Stated exercise 1: Put this sentence from the commit log into Spanish: "We don't pass anything on the restore side since we didn't save anything, but the restore side will expect something if we pass this."

Selected excerpt:
Tycho Andersen [Mon, 21 Mar 2016 22:52:02 +0000 (16:52 -0600)]
c/r: don't fail if there is no console_fd on restore
If we set lxc.console=none, this fd won't exist, so let's not fail if it
doesn't. We already partially handled this case correctly, so let's
actually handle it correctly :)
Tycho Andersen [Mon, 21 Mar 2016 22:50:39 +0000 (16:50 -0600)]
c/r: don't pass --ext-mount-map flag when console=none
We don't pass anything on the restore side since we didn't save anything,
but the restore side will expect something if we pass this. Instead, let's
not pass anything.
Tycho Andersen [Fri, 18 Mar 2016 19:13:17 +0000 (13:13 -0600)]
c/r: print criu's stdout when it fails
In particular, when CRIU fails before it has its log completely initialized
(e.g. if the log directory doesn't exist, or if the argument parser fails),
it prints this to stdout. Let's log that.
Tycho Andersen [Thu, 17 Mar 2016 11:14:43 +0000 (05:14 -0600)]
autodev: don't always create /dev/console
In particular, only create /dev/console when it is set to "none".
Otherwise, we will bind mount a pts device later, so let's just leave it.
Also, when bind mounting the pts device, let's create /dev/console if it
doesn't exist, since it may not already exist due to the above :)

Dataset records:
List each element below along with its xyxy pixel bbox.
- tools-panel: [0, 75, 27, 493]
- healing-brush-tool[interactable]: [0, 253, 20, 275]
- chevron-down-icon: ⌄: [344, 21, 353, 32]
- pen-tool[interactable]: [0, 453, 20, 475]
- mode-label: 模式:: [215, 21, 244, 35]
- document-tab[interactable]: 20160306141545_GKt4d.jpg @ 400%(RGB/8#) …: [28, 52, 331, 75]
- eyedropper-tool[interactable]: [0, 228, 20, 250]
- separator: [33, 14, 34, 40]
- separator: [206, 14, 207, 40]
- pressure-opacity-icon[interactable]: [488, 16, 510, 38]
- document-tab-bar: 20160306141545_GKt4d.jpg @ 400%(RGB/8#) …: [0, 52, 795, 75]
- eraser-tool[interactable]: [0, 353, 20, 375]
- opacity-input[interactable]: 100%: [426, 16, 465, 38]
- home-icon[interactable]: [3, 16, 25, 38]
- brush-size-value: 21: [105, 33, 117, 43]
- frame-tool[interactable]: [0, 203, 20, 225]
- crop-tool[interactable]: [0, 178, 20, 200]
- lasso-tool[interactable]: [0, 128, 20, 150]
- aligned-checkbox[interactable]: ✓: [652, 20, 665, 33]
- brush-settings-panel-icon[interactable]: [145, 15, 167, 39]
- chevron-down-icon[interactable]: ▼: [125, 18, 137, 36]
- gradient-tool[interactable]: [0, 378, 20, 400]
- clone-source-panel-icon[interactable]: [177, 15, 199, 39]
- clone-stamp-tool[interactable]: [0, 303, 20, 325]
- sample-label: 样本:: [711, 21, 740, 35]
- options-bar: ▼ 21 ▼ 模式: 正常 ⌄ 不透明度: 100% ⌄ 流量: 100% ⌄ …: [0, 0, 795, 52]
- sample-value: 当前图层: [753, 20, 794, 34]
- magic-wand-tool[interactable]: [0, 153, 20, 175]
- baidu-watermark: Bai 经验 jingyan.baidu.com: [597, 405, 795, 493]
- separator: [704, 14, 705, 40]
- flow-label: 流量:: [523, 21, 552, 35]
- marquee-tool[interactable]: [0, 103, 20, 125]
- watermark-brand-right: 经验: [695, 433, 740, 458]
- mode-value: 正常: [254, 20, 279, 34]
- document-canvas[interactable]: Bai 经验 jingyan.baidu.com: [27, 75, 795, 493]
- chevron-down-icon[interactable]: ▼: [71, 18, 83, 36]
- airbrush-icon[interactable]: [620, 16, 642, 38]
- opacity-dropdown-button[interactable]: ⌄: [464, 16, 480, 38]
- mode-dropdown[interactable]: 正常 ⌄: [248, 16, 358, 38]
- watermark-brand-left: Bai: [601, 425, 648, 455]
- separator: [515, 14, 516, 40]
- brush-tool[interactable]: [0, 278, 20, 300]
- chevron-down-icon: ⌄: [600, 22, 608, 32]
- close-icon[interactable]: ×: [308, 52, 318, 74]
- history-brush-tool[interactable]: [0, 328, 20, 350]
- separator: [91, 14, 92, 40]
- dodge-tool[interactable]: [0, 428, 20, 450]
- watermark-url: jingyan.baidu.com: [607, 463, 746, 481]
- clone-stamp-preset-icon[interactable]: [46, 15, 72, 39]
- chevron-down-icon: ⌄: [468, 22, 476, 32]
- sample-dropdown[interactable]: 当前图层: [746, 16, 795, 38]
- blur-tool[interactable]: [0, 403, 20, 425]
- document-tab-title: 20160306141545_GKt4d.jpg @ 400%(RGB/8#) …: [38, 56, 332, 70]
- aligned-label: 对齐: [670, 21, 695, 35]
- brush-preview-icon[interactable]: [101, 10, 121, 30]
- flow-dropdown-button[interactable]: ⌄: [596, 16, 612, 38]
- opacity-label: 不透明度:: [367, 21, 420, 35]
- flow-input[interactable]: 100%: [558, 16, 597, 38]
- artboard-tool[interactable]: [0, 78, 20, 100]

Stated exercise 2: Transcribe the dataset records from their first line up to and including the line with "- gradient-tool[interactable]: [0, 378, 20, 400]".

Full response 1: No pasamos nada en el lado de la restauración, ya que no guardamos nada, pero el lado de la restauración esperará algo si pasamos esto.

Full response 2:
List each element below along with its xyxy pixel bbox.
- tools-panel: [0, 75, 27, 493]
- healing-brush-tool[interactable]: [0, 253, 20, 275]
- chevron-down-icon: ⌄: [344, 21, 353, 32]
- pen-tool[interactable]: [0, 453, 20, 475]
- mode-label: 模式:: [215, 21, 244, 35]
- document-tab[interactable]: 20160306141545_GKt4d.jpg @ 400%(RGB/8#) …: [28, 52, 331, 75]
- eyedropper-tool[interactable]: [0, 228, 20, 250]
- separator: [33, 14, 34, 40]
- separator: [206, 14, 207, 40]
- pressure-opacity-icon[interactable]: [488, 16, 510, 38]
- document-tab-bar: 20160306141545_GKt4d.jpg @ 400%(RGB/8#) …: [0, 52, 795, 75]
- eraser-tool[interactable]: [0, 353, 20, 375]
- opacity-input[interactable]: 100%: [426, 16, 465, 38]
- home-icon[interactable]: [3, 16, 25, 38]
- brush-size-value: 21: [105, 33, 117, 43]
- frame-tool[interactable]: [0, 203, 20, 225]
- crop-tool[interactable]: [0, 178, 20, 200]
- lasso-tool[interactable]: [0, 128, 20, 150]
- aligned-checkbox[interactable]: ✓: [652, 20, 665, 33]
- brush-settings-panel-icon[interactable]: [145, 15, 167, 39]
- chevron-down-icon[interactable]: ▼: [125, 18, 137, 36]
- gradient-tool[interactable]: [0, 378, 20, 400]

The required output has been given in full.